» Records supplied:
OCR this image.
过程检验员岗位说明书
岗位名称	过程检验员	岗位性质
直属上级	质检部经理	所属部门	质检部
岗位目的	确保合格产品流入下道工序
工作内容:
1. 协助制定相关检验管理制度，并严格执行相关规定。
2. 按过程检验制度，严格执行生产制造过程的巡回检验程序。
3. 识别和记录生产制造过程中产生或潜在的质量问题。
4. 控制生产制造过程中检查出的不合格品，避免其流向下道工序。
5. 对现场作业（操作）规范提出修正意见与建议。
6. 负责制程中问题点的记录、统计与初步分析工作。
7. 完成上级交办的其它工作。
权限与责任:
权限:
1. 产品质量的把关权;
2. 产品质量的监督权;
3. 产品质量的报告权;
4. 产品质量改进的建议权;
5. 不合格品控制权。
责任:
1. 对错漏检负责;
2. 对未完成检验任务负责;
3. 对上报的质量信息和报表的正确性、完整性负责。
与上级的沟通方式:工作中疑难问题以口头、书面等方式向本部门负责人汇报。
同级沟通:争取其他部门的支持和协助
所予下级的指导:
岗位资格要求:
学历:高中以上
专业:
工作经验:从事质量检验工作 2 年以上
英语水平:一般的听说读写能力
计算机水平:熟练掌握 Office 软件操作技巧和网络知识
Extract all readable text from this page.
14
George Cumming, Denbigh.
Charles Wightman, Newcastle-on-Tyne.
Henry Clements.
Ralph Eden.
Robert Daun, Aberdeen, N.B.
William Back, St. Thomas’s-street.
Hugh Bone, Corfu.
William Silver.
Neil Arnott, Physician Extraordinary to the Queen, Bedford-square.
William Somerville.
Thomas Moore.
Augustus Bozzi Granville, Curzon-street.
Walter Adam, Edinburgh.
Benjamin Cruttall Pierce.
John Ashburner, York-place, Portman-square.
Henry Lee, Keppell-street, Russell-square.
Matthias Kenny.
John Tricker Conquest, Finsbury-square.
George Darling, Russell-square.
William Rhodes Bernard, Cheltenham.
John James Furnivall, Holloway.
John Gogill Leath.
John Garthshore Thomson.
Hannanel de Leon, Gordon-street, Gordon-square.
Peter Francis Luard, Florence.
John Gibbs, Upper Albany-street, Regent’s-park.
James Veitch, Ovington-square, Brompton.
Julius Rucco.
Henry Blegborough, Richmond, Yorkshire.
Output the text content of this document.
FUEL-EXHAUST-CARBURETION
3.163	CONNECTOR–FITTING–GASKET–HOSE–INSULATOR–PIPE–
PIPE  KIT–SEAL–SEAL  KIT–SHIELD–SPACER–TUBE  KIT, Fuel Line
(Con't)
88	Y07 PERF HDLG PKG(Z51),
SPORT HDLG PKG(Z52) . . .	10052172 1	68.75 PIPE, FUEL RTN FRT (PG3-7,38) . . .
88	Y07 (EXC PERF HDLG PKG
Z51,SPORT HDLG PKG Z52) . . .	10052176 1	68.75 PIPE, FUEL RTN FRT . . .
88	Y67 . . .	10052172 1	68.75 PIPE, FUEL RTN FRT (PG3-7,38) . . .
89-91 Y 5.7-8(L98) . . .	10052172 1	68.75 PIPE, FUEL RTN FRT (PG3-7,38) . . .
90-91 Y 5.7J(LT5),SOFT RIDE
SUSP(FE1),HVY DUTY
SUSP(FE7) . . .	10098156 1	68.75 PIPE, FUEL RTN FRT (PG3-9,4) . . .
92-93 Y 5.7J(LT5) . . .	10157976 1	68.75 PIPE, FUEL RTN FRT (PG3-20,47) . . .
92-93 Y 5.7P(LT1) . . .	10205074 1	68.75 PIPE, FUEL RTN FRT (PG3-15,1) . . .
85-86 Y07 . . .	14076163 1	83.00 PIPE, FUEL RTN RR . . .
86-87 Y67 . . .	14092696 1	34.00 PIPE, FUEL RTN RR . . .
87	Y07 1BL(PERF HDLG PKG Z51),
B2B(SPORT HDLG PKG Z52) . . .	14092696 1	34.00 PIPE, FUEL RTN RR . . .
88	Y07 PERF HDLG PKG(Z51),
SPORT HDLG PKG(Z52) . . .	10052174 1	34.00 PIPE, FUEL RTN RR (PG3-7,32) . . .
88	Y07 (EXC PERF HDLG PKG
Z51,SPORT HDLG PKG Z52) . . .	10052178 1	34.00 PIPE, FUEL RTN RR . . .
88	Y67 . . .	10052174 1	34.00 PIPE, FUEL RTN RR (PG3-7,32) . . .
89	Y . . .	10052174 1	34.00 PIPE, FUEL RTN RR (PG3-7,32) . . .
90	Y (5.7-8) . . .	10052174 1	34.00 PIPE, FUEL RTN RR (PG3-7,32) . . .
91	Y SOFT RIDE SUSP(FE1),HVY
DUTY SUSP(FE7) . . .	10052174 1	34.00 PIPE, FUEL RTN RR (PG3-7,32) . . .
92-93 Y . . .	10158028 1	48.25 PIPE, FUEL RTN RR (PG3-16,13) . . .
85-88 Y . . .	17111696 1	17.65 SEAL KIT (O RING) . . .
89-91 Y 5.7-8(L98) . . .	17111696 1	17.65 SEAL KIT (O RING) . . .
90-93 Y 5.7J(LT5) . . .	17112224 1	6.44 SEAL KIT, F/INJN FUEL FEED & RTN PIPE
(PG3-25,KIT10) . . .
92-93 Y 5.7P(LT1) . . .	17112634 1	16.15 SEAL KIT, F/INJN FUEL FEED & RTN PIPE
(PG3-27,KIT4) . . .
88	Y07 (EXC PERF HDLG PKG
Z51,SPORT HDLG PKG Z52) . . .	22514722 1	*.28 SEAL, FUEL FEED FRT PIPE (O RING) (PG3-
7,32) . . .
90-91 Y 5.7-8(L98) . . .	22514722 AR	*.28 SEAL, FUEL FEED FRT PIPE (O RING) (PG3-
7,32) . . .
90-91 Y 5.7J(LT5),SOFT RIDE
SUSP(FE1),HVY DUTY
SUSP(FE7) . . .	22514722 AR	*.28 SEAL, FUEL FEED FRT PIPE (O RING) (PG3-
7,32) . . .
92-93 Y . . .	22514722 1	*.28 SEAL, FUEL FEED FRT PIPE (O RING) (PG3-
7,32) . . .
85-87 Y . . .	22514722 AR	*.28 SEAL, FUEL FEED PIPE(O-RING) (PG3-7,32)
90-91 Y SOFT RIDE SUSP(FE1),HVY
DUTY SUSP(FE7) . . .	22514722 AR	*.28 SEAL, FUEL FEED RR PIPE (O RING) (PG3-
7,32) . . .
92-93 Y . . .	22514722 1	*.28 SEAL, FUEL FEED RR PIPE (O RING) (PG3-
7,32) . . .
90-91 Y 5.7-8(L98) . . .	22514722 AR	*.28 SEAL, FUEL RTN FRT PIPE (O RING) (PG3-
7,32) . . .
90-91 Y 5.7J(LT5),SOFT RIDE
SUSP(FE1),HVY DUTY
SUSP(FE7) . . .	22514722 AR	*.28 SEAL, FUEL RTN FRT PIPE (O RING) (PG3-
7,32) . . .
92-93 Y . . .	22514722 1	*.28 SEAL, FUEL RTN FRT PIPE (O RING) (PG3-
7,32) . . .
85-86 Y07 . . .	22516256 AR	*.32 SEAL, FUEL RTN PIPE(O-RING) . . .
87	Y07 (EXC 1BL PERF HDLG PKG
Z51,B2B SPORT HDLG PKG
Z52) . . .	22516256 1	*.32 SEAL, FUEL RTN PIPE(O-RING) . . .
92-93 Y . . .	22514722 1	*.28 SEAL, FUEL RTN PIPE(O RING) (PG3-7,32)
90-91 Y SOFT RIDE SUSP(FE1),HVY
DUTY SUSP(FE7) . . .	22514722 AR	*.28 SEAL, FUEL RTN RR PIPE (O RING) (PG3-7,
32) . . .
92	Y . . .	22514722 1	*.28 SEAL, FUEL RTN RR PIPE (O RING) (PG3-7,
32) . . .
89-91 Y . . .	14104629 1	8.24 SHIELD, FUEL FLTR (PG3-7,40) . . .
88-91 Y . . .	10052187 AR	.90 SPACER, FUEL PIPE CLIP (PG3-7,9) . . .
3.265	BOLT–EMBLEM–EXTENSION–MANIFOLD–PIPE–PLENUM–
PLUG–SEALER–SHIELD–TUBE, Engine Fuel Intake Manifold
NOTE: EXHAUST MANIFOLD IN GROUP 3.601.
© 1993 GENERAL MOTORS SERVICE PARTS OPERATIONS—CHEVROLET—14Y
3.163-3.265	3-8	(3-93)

» Given task: From the records above, pick out and copy each line holding the word "this".

» Task output:
OCR this image.
Extract all readable text from this page.
Output the text content of this document.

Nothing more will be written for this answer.